** start of The input **
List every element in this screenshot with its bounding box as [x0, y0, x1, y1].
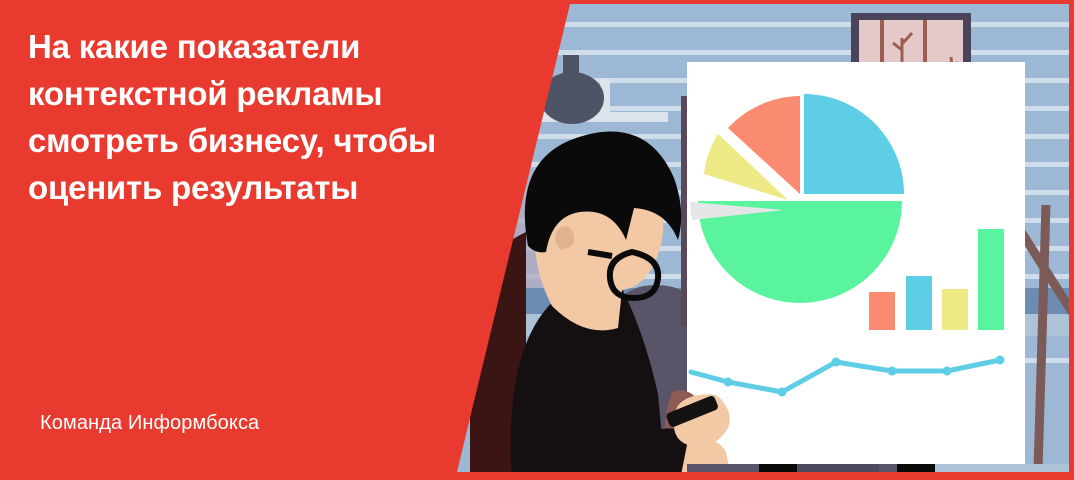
** end of The input **
** start of The input **
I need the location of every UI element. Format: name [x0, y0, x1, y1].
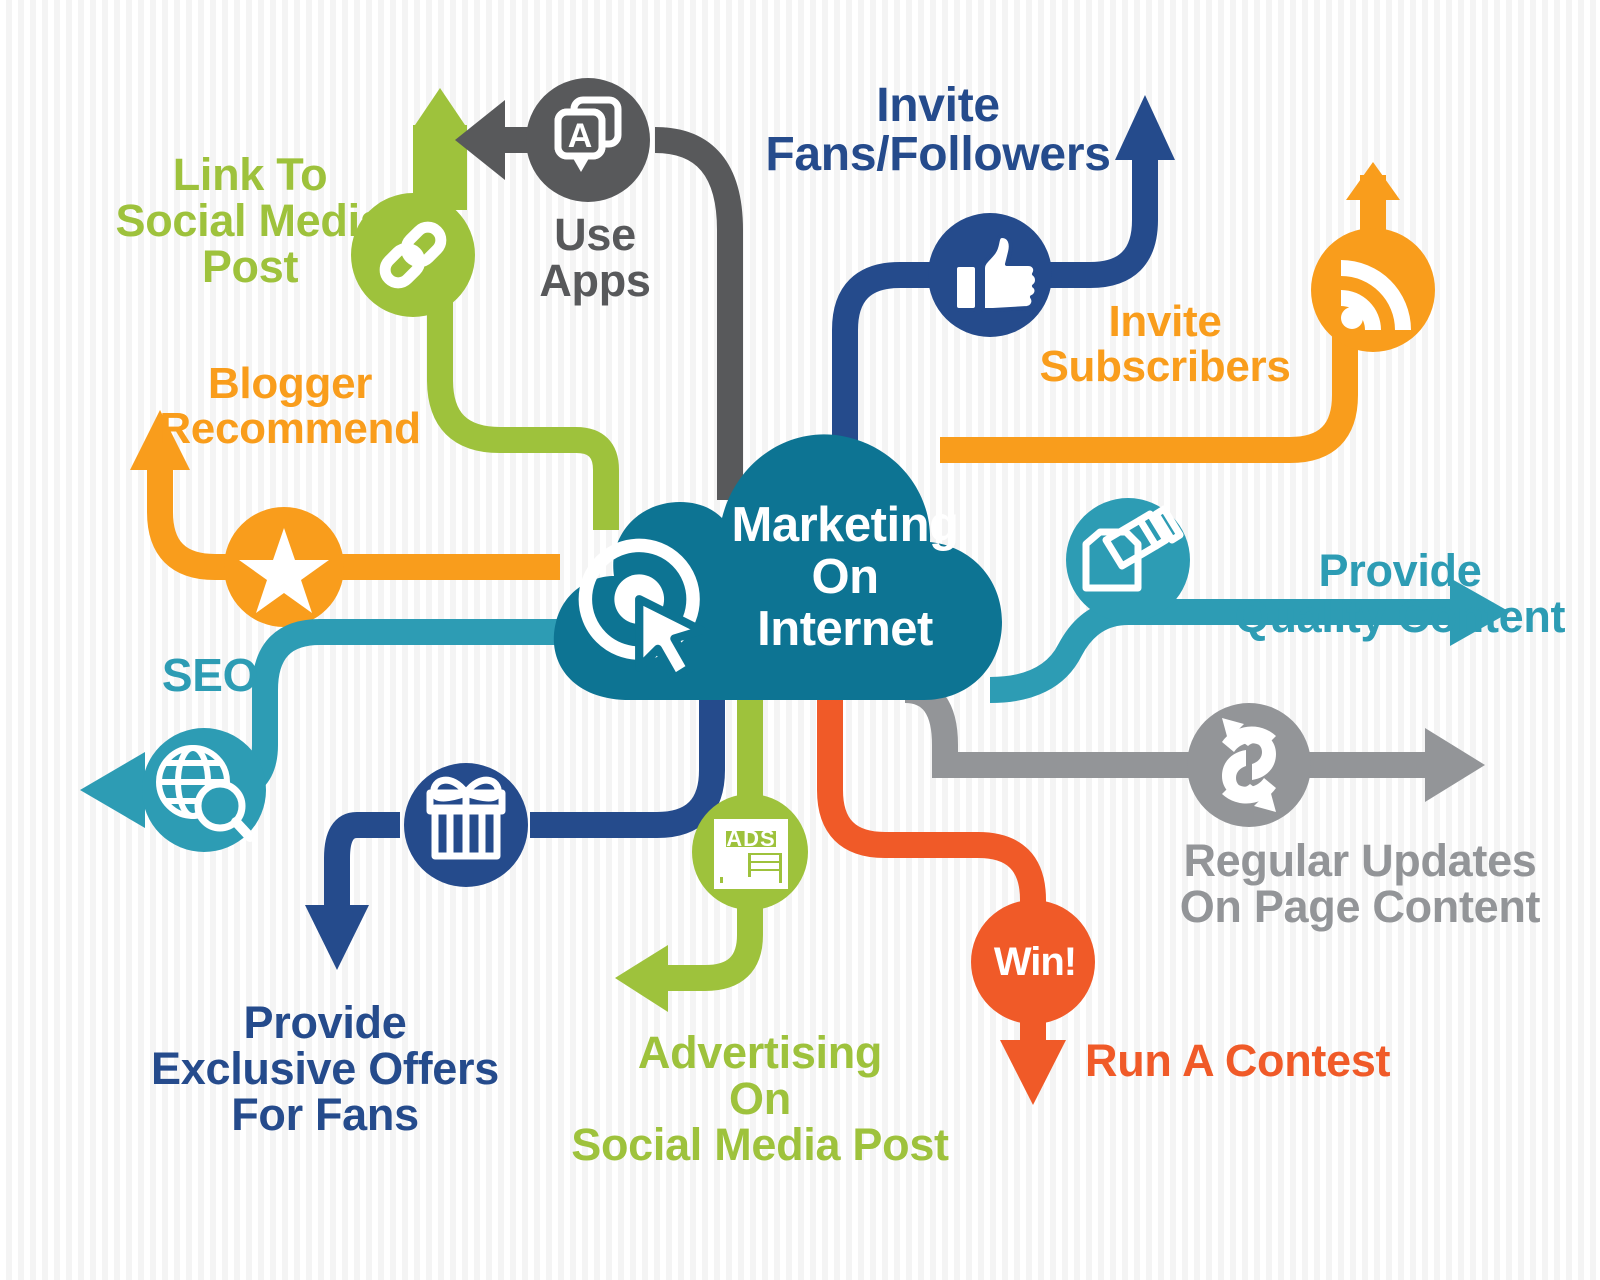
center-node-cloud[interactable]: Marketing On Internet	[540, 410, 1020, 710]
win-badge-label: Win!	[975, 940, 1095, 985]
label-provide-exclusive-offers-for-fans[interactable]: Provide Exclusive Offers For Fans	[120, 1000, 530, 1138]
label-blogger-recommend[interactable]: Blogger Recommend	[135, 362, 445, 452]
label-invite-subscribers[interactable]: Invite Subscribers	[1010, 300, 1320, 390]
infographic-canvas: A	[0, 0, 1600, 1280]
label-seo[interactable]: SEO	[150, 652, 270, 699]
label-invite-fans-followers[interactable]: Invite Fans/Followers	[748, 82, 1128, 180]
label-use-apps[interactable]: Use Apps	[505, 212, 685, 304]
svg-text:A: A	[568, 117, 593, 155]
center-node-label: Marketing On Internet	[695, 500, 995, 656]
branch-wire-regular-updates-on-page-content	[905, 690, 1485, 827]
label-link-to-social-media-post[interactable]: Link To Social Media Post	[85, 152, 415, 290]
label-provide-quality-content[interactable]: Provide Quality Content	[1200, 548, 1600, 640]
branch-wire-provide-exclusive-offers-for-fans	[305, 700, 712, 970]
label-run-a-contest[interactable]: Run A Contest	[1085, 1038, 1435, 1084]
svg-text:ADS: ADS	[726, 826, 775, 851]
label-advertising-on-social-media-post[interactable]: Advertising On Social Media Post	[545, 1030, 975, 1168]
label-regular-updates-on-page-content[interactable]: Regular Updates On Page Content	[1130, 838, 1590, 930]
** end of The input **
How many lines in the records contain the string "fans"? Give only the number.

3